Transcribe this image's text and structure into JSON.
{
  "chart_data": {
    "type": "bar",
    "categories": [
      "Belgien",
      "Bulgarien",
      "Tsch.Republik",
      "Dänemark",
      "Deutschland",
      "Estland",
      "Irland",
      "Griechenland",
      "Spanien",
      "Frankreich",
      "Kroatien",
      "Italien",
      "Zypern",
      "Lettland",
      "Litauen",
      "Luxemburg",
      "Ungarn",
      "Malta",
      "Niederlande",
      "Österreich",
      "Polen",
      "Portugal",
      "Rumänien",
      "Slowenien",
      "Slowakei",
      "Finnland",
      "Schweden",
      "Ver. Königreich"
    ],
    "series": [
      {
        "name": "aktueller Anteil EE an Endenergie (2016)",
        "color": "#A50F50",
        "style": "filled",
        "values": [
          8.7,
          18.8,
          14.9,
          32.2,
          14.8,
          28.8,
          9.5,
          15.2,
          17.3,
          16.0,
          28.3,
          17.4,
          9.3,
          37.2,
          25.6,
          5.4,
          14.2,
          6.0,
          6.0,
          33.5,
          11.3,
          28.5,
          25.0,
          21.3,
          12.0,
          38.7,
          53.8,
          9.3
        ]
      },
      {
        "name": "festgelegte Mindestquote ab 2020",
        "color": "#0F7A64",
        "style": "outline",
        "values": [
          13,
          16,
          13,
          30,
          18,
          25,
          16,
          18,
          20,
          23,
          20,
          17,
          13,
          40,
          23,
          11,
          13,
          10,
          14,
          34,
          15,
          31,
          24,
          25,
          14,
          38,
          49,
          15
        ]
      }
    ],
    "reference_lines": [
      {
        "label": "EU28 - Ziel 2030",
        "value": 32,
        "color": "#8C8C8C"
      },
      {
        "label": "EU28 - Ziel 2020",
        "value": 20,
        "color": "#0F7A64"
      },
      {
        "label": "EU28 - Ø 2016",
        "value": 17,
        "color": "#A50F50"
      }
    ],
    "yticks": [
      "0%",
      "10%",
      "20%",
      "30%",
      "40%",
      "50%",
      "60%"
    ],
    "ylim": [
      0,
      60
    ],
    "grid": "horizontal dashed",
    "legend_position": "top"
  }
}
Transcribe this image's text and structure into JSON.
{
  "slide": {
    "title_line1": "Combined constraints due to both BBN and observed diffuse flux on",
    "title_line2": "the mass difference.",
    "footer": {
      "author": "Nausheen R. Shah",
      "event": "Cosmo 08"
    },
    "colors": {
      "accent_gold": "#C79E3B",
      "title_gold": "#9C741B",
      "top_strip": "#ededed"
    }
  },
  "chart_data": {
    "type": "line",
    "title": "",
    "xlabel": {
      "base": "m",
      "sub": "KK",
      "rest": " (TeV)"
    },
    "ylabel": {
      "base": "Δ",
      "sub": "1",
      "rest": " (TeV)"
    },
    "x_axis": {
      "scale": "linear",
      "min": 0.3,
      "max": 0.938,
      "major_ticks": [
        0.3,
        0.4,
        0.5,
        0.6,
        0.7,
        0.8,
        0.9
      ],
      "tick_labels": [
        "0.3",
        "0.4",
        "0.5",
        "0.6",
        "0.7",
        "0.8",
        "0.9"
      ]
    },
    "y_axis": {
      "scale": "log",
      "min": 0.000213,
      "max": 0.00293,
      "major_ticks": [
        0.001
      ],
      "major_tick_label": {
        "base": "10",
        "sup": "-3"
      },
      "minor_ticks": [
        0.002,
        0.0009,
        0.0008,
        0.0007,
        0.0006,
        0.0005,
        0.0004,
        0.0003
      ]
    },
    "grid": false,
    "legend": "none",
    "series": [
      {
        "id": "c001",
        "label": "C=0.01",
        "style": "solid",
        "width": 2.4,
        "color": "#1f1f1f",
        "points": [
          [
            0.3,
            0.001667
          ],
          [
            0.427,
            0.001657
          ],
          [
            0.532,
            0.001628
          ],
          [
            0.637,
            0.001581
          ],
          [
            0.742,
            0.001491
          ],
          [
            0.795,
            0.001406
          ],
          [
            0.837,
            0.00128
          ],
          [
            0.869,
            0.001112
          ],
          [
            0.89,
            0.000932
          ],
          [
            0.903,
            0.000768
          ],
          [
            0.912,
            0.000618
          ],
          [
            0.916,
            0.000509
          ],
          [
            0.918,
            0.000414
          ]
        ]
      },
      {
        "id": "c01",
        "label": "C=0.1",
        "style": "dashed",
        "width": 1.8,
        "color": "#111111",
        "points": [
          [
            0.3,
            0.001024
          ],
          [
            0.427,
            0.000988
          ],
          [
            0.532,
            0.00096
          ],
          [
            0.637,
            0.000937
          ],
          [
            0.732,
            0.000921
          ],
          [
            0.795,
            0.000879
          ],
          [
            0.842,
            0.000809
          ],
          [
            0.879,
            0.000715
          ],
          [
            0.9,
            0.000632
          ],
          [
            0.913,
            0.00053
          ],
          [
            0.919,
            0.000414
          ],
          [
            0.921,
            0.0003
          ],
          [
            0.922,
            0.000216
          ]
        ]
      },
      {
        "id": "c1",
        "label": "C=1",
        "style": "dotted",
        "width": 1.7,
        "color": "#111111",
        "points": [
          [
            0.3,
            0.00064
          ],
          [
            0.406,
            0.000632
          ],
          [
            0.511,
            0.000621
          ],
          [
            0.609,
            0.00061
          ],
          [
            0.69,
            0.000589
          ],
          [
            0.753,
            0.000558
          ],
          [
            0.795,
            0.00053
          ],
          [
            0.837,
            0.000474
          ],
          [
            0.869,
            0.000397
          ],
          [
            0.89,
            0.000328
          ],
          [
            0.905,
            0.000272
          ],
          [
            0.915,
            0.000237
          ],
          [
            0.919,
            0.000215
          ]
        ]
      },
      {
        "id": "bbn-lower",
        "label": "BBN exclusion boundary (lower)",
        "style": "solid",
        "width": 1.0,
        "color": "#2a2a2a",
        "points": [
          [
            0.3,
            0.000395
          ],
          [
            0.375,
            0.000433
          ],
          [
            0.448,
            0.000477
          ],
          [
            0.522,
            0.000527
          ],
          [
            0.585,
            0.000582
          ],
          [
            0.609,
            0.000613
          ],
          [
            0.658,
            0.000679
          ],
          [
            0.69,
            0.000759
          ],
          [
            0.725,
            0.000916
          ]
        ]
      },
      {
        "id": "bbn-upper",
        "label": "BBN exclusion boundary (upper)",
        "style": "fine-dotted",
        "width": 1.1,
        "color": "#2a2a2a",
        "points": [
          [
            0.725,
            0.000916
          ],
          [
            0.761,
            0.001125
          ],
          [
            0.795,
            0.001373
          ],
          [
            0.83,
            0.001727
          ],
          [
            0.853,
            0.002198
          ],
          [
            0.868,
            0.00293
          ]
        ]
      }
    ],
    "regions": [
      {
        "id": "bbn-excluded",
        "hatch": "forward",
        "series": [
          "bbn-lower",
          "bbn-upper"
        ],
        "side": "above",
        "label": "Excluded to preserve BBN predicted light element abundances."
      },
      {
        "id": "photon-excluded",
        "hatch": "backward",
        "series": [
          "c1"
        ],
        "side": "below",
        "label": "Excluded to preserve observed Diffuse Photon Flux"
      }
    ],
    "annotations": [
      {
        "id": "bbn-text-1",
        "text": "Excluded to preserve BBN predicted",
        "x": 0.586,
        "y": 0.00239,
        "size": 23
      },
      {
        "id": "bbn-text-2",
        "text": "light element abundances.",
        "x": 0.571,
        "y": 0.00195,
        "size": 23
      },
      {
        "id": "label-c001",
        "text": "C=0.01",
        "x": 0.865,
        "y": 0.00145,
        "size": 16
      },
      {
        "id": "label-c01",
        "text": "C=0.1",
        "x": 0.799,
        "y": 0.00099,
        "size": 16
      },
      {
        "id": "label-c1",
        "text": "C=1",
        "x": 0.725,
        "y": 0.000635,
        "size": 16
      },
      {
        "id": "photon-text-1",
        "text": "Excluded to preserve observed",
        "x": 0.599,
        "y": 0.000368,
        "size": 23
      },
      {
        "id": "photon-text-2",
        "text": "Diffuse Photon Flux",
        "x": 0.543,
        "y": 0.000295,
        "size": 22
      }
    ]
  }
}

**Aim**
Copy every line of the listing where the word "name" appears.

**Reply**
        "name": "aktueller Anteil EE an Endenergie (2016)",
        "name": "festgelegte Mindestquote ab 2020",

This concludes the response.